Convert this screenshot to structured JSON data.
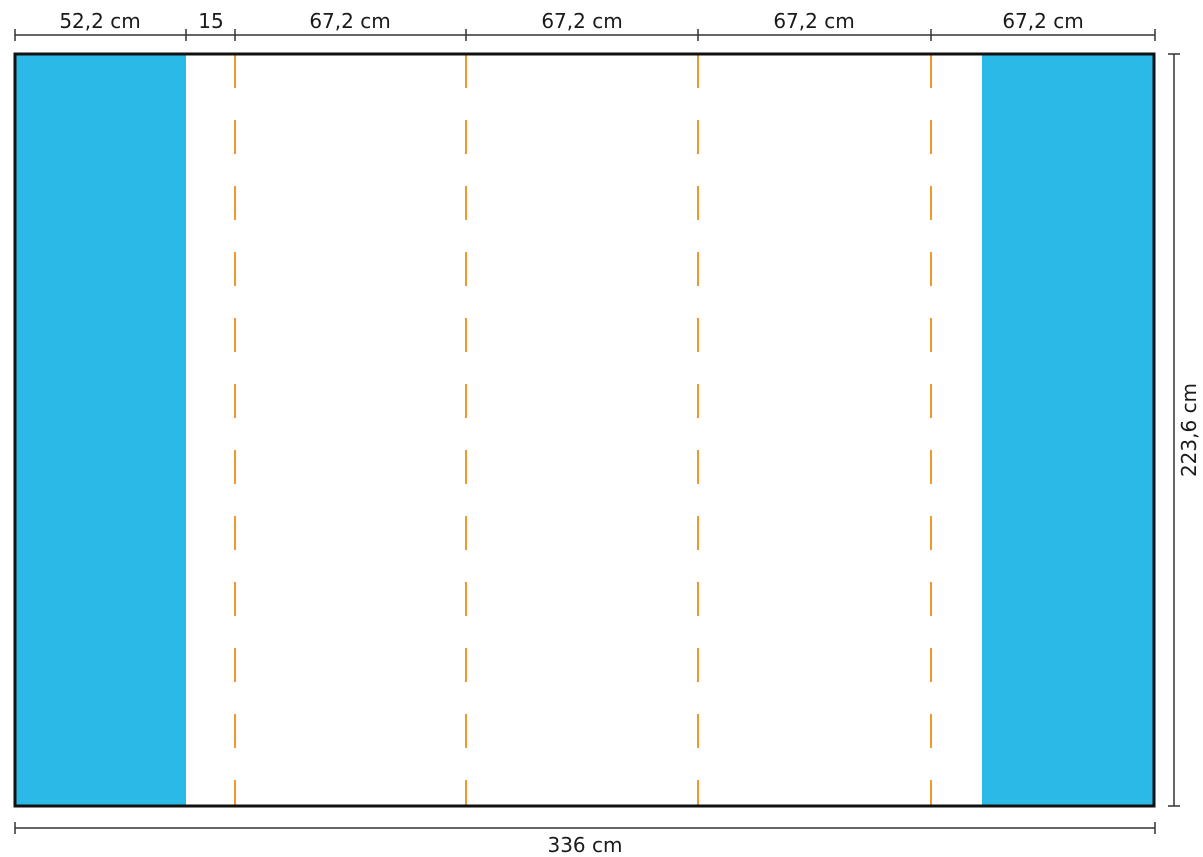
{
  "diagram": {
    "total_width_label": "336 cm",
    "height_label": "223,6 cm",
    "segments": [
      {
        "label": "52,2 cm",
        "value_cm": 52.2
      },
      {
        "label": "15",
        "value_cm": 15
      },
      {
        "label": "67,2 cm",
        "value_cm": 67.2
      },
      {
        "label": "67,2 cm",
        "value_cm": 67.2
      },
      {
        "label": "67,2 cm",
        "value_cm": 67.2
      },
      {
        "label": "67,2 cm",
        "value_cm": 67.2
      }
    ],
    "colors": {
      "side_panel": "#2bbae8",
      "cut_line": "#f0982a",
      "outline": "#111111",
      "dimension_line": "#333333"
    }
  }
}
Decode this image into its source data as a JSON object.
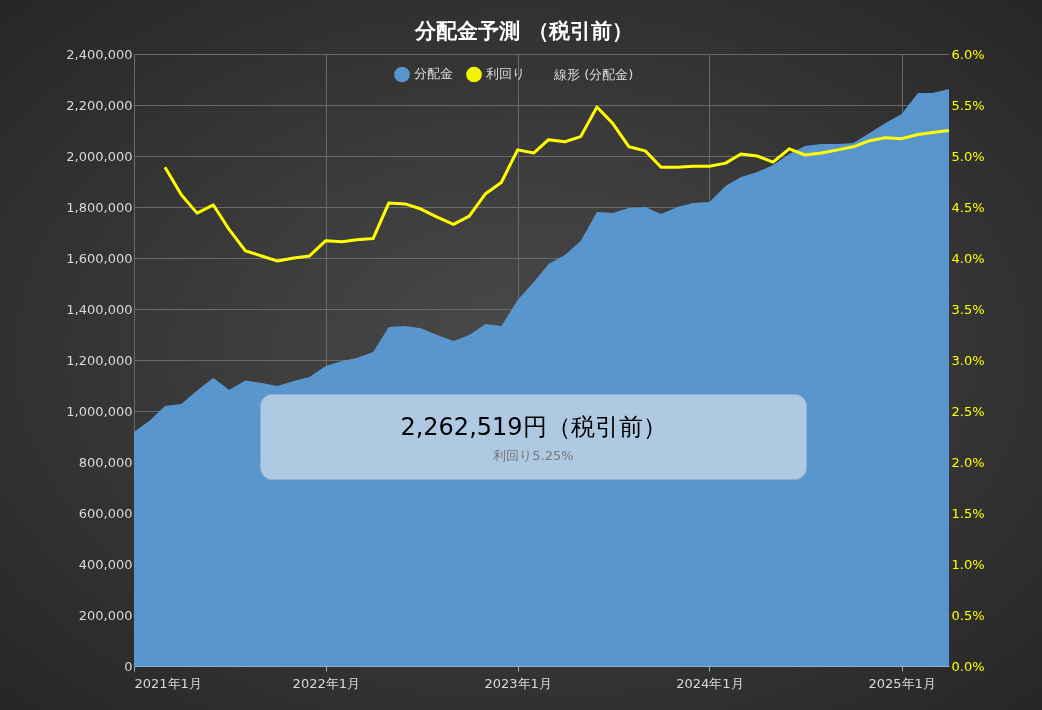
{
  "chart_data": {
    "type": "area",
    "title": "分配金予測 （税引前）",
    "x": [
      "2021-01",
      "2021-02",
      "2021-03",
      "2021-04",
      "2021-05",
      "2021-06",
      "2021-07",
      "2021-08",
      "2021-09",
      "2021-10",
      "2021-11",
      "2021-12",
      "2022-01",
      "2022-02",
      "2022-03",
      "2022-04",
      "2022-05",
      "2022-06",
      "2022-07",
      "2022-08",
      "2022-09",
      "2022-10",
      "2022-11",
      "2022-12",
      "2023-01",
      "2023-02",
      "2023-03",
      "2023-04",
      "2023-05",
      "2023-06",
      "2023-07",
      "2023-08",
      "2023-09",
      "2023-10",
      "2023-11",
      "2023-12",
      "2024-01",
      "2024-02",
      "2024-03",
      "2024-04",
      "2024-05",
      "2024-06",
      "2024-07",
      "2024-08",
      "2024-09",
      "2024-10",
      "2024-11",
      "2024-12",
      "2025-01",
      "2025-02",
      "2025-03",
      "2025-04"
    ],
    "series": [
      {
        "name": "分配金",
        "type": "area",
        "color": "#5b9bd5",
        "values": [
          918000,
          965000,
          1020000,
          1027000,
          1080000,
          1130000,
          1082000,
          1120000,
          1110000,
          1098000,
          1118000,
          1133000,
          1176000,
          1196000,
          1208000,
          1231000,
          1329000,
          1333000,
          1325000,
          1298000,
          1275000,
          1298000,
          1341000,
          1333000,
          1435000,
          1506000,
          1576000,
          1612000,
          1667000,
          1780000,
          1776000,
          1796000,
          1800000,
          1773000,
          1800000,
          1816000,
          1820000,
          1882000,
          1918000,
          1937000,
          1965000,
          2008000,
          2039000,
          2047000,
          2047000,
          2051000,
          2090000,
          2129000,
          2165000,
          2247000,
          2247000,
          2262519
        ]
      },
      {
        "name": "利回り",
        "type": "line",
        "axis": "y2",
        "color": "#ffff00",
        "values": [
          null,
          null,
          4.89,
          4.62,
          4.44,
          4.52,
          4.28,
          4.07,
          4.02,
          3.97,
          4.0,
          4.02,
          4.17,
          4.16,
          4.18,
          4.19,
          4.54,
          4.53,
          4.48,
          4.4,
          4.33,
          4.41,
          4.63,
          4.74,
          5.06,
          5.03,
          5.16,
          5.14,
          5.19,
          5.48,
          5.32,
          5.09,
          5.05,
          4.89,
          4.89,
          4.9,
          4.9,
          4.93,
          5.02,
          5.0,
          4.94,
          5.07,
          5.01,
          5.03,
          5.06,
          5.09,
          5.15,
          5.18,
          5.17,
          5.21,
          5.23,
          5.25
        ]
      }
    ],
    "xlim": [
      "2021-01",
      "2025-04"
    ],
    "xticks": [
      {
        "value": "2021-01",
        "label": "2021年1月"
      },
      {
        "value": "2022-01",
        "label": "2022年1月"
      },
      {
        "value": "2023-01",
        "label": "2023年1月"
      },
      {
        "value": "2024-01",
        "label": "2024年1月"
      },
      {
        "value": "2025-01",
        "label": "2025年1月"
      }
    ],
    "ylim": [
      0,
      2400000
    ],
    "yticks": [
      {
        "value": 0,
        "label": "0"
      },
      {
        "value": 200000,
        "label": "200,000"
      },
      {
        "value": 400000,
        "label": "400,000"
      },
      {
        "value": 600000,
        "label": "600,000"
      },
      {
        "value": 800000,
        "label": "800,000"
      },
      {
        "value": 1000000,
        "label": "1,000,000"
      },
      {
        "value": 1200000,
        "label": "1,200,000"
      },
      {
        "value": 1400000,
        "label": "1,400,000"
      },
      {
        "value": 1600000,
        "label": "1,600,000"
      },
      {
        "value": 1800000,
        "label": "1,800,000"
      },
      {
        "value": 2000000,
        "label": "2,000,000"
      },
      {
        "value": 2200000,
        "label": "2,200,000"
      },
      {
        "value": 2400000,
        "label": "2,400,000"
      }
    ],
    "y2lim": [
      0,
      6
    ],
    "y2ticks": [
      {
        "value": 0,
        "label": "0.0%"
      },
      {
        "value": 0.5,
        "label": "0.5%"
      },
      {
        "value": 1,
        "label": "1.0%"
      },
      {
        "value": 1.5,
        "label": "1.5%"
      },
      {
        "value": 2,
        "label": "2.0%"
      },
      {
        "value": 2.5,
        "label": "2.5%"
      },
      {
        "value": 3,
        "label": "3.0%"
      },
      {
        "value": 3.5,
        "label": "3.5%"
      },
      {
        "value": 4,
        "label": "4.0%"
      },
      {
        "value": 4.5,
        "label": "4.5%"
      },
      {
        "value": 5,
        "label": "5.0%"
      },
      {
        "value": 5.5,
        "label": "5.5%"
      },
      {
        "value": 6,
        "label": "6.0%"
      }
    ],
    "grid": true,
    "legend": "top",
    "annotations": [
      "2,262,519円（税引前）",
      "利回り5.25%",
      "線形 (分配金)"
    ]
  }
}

•••

_STATED GOAL_
Each line that holds the string "this" counts once; give the total and nothing else.

_CORRECT RESPONSE_
2